#### [Goal]
All of the records below need to be copied exactly.

#### [Dataset extract]
--

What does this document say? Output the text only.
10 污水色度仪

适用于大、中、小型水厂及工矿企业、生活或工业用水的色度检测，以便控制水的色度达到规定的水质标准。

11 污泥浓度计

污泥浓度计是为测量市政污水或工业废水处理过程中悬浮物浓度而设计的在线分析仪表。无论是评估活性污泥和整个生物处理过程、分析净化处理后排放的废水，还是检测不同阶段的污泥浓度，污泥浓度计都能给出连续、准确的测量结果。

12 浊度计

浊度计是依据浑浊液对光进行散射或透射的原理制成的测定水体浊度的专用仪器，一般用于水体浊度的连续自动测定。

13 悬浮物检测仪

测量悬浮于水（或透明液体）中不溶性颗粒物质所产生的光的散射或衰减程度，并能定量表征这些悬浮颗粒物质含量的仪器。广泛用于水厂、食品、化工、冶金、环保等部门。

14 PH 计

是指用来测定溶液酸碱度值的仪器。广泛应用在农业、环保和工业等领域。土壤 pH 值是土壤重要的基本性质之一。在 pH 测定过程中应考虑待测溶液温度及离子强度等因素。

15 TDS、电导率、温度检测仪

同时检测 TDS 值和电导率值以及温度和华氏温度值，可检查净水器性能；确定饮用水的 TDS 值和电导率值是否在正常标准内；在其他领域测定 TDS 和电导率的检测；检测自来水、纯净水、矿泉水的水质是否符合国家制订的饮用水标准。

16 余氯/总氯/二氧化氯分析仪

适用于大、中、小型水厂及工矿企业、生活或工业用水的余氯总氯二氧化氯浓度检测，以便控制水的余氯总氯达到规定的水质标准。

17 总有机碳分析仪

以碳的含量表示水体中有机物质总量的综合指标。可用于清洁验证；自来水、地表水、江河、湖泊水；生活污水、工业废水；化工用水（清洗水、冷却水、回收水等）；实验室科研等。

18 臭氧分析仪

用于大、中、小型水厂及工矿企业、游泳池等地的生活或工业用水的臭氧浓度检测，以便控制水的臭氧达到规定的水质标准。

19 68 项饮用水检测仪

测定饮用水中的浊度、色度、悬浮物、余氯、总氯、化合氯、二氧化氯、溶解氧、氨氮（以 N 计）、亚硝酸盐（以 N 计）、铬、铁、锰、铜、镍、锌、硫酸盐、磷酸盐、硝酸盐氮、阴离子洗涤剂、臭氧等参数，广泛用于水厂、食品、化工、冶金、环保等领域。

--

#### [Response to this exercise]
What does this document say? Output the text only.
10 污水色度仪

适用于大、中、小型水厂及工矿企业、生活或工业用水的色度检测，以便控制水的色度达到规定的水质标准。

11 污泥浓度计

污泥浓度计是为测量市政污水或工业废水处理过程中悬浮物浓度而设计的在线分析仪表。无论是评估活性污泥和整个生物处理过程、分析净化处理后排放的废水，还是检测不同阶段的污泥浓度，污泥浓度计都能给出连续、准确的测量结果。

12 浊度计

浊度计是依据浑浊液对光进行散射或透射的原理制成的测定水体浊度的专用仪器，一般用于水体浊度的连续自动测定。

13 悬浮物检测仪

测量悬浮于水（或透明液体）中不溶性颗粒物质所产生的光的散射或衰减程度，并能定量表征这些悬浮颗粒物质含量的仪器。广泛用于水厂、食品、化工、冶金、环保等部门。

14 PH 计

是指用来测定溶液酸碱度值的仪器。广泛应用在农业、环保和工业等领域。土壤 pH 值是土壤重要的基本性质之一。在 pH 测定过程中应考虑待测溶液温度及离子强度等因素。

15 TDS、电导率、温度检测仪

同时检测 TDS 值和电导率值以及温度和华氏温度值，可检查净水器性能；确定饮用水的 TDS 值和电导率值是否在正常标准内；在其他领域测定 TDS 和电导率的检测；检测自来水、纯净水、矿泉水的水质是否符合国家制订的饮用水标准。

16 余氯/总氯/二氧化氯分析仪

适用于大、中、小型水厂及工矿企业、生活或工业用水的余氯总氯二氧化氯浓度检测，以便控制水的余氯总氯达到规定的水质标准。

17 总有机碳分析仪

以碳的含量表示水体中有机物质总量的综合指标。可用于清洁验证；自来水、地表水、江河、湖泊水；生活污水、工业废水；化工用水（清洗水、冷却水、回收水等）；实验室科研等。

18 臭氧分析仪

用于大、中、小型水厂及工矿企业、游泳池等地的生活或工业用水的臭氧浓度检测，以便控制水的臭氧达到规定的水质标准。

19 68 项饮用水检测仪

测定饮用水中的浊度、色度、悬浮物、余氯、总氯、化合氯、二氧化氯、溶解氧、氨氮（以 N 计）、亚硝酸盐（以 N 计）、铬、铁、锰、铜、镍、锌、硫酸盐、磷酸盐、硝酸盐氮、阴离子洗涤剂、臭氧等参数，广泛用于水厂、食品、化工、冶金、环保等领域。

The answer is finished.